→ Records provided
^^^^^^^^
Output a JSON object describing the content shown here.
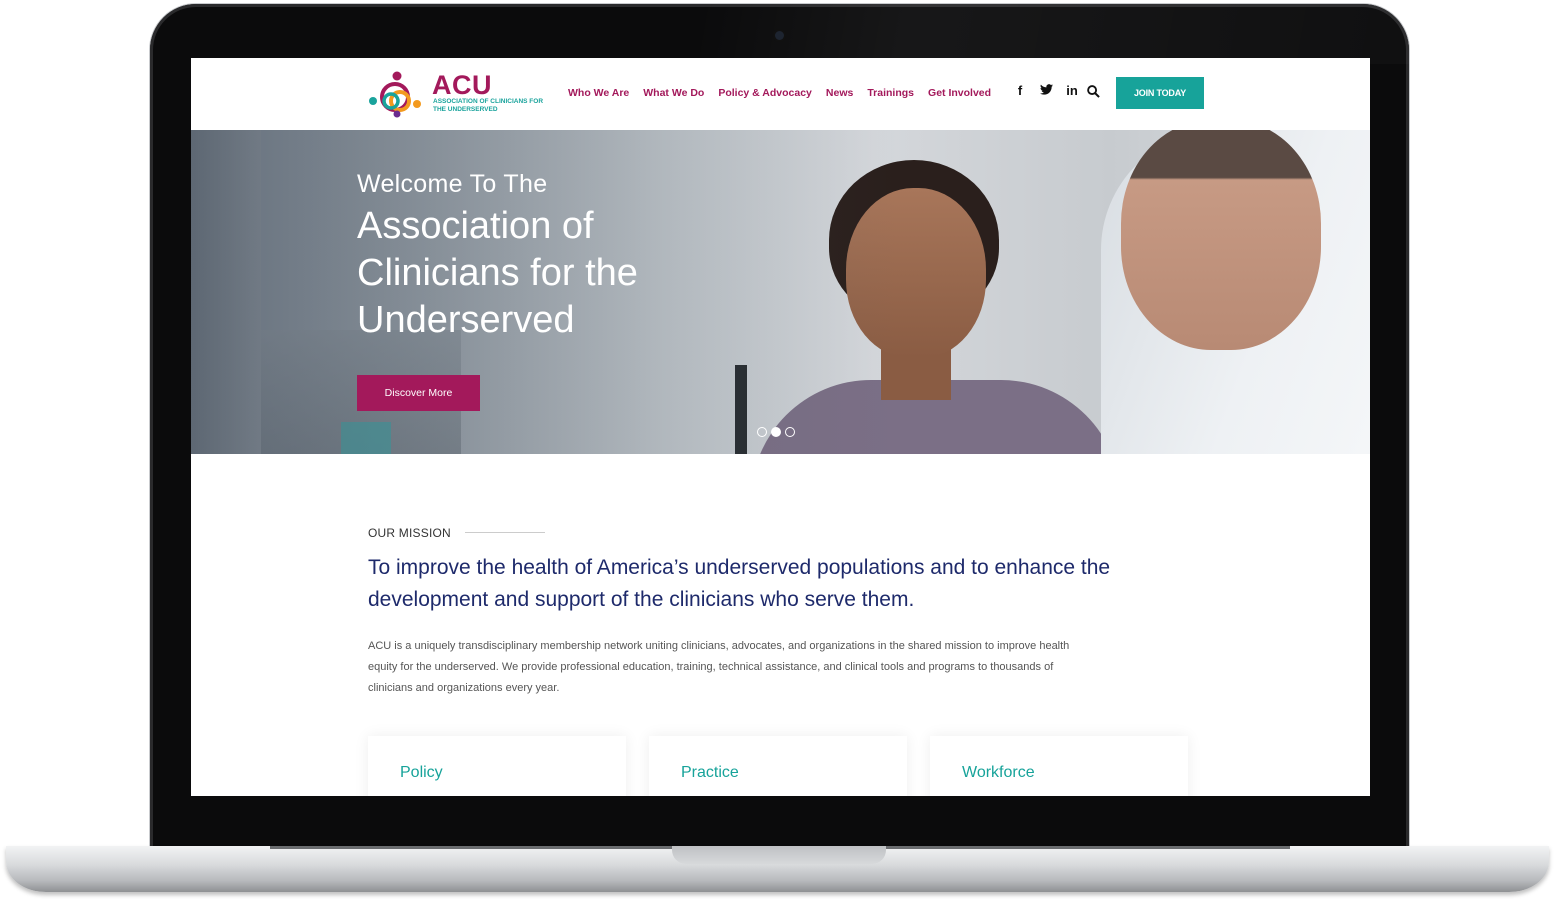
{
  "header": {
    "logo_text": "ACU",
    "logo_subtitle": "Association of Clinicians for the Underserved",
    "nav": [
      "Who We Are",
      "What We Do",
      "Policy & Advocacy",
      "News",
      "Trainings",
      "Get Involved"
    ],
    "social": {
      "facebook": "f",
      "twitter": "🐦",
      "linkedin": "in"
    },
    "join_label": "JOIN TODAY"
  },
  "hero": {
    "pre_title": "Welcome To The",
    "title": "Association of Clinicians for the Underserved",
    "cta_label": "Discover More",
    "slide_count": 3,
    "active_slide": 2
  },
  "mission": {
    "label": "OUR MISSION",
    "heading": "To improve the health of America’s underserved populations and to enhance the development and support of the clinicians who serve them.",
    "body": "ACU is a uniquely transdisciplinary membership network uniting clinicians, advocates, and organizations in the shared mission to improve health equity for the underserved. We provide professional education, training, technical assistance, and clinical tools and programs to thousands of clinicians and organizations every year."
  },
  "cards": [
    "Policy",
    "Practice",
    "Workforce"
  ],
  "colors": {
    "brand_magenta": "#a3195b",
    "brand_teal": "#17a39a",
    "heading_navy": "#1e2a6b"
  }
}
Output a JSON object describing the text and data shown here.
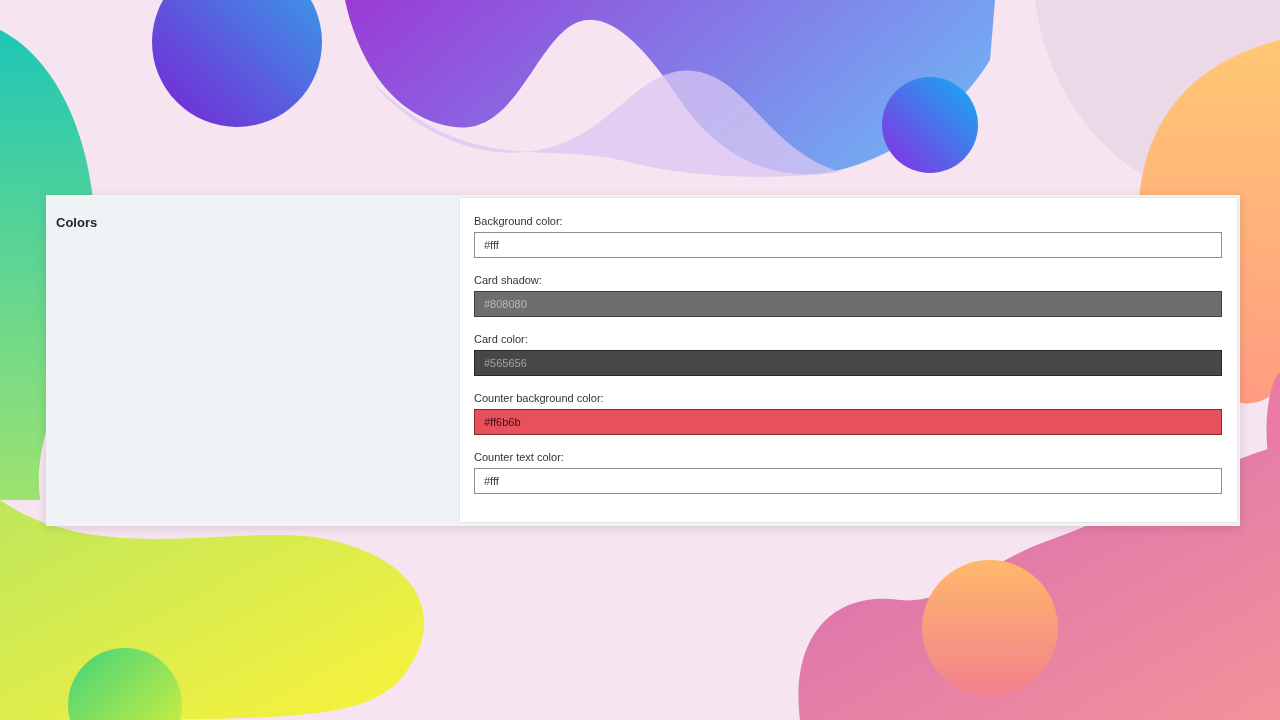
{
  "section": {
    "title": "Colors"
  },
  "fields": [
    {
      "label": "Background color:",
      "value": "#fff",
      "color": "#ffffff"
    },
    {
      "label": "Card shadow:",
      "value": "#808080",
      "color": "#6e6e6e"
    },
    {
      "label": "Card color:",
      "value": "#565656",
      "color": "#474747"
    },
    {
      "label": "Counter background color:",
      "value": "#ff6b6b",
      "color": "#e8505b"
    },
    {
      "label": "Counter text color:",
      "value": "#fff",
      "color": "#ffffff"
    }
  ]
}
^^^^^^^^
Identify each line in the records above that contains the word "describing", and copy it out in full.

→ Reply to the exercise
Output a JSON object describing the content shown here.
Output a JSON object describing the text and data shown here.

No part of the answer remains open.